**JOB**
Go through the entries below and count the lines holding the word "down". Reply with only the number, please.
* * * *
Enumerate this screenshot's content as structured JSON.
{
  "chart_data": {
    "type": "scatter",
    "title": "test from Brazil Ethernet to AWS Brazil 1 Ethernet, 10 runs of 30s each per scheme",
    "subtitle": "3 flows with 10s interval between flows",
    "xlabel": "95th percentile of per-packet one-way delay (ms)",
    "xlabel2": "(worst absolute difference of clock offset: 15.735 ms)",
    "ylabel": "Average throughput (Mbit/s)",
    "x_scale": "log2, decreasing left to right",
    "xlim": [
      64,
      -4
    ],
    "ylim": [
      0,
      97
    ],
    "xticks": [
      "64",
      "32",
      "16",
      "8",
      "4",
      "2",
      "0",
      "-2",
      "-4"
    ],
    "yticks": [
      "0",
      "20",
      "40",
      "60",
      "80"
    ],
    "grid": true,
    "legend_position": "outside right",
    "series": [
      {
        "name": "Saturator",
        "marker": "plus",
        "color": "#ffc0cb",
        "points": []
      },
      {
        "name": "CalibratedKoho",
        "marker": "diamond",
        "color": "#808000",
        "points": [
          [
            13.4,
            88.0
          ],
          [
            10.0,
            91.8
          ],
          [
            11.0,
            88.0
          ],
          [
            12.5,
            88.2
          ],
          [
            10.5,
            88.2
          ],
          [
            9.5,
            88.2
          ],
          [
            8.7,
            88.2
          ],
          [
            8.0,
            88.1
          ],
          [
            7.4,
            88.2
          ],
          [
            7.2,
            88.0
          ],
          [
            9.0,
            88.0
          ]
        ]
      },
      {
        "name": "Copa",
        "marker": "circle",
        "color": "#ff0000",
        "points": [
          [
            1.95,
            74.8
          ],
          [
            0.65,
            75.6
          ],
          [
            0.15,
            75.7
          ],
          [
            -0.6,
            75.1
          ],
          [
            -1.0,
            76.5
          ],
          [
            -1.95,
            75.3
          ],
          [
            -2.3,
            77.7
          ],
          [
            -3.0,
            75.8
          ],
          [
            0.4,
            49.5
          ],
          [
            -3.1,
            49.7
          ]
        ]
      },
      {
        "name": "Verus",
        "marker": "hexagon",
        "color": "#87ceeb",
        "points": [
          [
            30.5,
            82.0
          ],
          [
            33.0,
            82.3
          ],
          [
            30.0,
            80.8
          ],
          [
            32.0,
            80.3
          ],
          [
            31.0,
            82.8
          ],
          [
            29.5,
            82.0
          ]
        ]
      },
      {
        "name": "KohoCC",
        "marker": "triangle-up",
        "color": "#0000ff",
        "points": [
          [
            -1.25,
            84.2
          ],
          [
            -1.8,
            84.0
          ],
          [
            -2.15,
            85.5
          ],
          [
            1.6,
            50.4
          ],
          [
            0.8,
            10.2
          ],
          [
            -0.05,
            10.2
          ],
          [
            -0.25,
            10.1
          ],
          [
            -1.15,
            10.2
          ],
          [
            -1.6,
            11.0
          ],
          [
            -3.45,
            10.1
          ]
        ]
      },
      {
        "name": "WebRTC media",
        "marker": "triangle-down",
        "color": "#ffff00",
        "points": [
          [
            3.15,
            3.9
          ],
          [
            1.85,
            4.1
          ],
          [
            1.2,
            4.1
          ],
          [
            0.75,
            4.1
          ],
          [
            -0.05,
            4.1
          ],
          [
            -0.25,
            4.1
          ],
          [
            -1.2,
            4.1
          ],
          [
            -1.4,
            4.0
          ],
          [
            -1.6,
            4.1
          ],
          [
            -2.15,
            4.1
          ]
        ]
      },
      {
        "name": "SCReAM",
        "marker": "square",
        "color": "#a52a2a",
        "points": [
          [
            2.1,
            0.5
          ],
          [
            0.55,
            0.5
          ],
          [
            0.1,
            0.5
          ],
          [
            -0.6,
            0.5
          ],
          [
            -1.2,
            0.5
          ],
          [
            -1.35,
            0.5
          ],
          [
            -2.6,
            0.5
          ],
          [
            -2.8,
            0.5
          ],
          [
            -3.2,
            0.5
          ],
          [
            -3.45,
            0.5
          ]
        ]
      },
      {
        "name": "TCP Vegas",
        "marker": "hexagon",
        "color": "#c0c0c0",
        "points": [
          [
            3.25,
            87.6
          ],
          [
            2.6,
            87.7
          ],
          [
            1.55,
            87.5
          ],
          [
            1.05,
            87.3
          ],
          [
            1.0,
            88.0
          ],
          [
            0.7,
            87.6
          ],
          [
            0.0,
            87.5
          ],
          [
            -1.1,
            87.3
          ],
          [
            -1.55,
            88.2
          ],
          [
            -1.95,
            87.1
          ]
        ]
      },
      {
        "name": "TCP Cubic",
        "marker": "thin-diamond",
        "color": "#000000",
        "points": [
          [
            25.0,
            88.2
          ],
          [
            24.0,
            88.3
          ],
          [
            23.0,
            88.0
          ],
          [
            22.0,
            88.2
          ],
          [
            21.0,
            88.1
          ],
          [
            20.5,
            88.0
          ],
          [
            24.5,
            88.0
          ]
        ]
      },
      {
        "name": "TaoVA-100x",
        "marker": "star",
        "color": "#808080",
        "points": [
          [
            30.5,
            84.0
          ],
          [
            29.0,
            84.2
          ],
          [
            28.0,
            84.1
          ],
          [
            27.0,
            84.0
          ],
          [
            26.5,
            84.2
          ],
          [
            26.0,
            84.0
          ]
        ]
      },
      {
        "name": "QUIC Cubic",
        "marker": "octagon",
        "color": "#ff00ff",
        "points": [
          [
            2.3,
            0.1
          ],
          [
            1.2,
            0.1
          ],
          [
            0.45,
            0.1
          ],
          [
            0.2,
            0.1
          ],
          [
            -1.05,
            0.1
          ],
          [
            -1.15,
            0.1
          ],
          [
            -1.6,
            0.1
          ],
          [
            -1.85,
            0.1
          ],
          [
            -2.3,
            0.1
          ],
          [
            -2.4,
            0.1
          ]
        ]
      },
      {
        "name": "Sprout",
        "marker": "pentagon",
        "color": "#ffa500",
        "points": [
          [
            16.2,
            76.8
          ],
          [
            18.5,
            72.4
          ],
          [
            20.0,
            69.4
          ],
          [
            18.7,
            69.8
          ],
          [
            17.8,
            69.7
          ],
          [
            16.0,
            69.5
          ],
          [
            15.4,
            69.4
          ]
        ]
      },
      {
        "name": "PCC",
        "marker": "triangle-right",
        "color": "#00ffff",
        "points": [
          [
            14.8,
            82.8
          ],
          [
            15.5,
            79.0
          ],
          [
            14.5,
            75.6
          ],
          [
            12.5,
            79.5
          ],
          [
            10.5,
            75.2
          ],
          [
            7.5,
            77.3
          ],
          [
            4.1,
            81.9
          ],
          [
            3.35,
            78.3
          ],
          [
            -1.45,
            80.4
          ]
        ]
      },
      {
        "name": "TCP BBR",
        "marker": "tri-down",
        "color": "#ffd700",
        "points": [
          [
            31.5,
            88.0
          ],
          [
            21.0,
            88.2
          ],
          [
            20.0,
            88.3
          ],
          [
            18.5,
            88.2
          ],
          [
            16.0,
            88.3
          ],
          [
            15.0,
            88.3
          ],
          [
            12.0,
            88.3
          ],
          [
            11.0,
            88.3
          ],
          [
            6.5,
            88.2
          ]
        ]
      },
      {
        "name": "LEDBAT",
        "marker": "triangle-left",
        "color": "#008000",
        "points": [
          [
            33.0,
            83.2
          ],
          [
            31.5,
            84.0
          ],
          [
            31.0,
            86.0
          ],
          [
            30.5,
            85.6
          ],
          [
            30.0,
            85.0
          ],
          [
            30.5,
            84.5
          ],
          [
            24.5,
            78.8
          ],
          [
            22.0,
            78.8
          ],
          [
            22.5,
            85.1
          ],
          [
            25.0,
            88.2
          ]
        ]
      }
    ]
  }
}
* * * *
**RESPONSE TO THIS TASK**
2